__What you will do__:
Below are the records; copy each line in them that holds the word "MULTIACTIVA".

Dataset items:

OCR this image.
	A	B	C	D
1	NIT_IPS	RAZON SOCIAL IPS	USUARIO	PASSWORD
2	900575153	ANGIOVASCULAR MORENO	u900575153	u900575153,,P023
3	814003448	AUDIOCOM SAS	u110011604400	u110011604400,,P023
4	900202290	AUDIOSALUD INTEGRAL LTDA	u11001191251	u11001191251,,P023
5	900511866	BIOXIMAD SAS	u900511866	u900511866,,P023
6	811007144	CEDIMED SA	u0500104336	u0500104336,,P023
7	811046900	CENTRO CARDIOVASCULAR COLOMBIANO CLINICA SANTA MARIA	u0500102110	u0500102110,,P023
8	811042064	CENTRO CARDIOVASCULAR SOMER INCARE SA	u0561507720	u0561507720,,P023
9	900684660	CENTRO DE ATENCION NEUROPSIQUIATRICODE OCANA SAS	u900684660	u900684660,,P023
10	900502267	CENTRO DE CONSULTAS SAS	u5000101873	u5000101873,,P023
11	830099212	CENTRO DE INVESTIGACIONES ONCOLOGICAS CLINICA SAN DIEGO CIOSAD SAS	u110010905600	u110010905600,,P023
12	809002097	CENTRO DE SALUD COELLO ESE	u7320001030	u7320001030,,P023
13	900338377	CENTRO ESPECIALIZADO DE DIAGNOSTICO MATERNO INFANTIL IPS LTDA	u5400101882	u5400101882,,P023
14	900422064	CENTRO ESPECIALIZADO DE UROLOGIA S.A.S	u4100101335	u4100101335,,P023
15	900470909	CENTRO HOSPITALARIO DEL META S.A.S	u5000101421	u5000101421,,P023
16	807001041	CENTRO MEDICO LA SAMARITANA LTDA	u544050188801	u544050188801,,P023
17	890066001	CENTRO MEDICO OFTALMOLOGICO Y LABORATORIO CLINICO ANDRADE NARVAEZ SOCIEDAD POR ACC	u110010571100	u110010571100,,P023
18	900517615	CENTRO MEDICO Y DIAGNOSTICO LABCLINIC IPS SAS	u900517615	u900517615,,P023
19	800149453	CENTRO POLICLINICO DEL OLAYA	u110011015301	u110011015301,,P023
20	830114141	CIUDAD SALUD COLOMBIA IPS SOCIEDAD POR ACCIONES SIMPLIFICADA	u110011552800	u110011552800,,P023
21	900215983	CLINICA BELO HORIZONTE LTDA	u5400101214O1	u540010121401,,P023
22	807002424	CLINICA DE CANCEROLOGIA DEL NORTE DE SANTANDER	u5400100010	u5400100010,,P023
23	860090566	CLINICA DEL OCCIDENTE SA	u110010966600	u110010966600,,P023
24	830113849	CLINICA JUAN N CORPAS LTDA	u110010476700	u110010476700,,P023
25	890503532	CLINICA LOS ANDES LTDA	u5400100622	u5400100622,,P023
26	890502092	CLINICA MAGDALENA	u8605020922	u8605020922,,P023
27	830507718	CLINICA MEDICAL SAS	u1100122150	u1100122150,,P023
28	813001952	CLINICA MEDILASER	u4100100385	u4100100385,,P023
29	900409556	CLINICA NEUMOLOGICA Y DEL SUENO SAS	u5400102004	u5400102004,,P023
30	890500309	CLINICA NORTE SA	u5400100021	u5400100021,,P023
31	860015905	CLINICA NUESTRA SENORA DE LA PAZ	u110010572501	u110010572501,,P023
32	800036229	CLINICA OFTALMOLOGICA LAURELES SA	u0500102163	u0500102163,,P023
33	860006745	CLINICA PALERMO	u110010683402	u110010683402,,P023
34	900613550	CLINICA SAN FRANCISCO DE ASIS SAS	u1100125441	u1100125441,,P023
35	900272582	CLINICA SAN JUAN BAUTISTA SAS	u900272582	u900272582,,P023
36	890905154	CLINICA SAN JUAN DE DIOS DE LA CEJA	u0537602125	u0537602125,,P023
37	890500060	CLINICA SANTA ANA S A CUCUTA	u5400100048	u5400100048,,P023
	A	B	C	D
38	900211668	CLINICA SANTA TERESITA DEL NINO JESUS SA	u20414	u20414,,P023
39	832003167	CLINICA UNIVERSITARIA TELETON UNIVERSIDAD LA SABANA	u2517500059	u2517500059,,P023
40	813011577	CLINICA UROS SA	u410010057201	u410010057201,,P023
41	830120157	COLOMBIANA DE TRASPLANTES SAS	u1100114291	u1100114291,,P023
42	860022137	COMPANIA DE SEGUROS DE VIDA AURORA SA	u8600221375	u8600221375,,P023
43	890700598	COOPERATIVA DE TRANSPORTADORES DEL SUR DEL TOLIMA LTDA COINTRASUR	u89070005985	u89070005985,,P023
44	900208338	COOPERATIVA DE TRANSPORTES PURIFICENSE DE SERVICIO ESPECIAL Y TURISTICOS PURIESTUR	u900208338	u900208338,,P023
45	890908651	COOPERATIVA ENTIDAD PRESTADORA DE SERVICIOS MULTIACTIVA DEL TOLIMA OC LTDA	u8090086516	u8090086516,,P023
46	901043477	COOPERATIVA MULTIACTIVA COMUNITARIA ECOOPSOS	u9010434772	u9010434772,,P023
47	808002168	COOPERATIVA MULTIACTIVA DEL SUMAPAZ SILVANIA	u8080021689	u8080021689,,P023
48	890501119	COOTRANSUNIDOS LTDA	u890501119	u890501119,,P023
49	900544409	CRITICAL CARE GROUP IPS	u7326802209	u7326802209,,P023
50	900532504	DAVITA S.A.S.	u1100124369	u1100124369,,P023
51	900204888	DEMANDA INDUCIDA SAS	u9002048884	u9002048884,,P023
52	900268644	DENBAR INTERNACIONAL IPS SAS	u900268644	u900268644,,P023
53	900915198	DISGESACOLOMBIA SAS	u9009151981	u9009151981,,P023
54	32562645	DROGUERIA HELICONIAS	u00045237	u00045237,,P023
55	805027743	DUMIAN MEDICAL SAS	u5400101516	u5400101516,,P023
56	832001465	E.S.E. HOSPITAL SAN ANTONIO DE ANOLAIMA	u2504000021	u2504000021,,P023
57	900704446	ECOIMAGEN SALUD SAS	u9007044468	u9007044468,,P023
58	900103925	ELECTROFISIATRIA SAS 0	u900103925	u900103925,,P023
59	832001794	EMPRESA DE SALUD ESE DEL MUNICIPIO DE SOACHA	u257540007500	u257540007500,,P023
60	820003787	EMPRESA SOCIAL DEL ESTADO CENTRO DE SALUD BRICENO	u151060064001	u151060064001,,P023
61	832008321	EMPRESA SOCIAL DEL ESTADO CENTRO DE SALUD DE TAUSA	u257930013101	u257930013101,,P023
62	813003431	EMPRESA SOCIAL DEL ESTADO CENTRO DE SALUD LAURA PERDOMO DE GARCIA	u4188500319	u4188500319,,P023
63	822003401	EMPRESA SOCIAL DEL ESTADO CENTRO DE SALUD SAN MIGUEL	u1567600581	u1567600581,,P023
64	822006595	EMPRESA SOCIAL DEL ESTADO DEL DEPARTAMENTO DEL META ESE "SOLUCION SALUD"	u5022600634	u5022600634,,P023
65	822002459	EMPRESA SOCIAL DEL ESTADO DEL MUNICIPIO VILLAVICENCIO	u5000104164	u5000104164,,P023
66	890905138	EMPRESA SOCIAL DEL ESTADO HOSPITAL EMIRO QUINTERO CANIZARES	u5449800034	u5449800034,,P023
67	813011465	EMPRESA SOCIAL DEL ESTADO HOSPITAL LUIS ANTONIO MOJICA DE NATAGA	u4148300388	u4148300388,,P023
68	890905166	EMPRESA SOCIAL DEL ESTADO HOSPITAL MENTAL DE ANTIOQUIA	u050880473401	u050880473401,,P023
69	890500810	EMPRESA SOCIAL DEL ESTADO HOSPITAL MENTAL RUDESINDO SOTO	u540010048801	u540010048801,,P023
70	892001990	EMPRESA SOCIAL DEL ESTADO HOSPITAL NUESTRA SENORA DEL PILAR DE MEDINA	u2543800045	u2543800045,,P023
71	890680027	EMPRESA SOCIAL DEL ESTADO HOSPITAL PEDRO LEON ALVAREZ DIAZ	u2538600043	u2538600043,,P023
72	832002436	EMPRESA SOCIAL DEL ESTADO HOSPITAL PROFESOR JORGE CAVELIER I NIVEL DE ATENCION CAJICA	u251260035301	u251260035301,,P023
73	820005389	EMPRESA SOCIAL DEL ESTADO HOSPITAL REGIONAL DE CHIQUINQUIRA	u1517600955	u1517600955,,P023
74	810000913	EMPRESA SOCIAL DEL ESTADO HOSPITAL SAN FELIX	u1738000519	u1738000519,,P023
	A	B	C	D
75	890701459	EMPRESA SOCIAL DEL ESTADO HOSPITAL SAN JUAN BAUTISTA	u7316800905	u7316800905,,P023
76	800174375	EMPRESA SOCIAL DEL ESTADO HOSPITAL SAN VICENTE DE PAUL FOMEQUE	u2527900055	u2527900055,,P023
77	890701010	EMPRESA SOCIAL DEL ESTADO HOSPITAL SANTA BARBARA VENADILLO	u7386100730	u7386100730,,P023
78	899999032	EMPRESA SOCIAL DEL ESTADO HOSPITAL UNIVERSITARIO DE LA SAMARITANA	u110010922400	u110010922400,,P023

__Result of the task__:
45	890908651	COOPERATIVA ENTIDAD PRESTADORA DE SERVICIOS MULTIACTIVA DEL TOLIMA OC LTDA	u8090086516	u8090086516,,P023
46	901043477	COOPERATIVA MULTIACTIVA COMUNITARIA ECOOPSOS	u9010434772	u9010434772,,P023
47	808002168	COOPERATIVA MULTIACTIVA DEL SUMAPAZ SILVANIA	u8080021689	u8080021689,,P023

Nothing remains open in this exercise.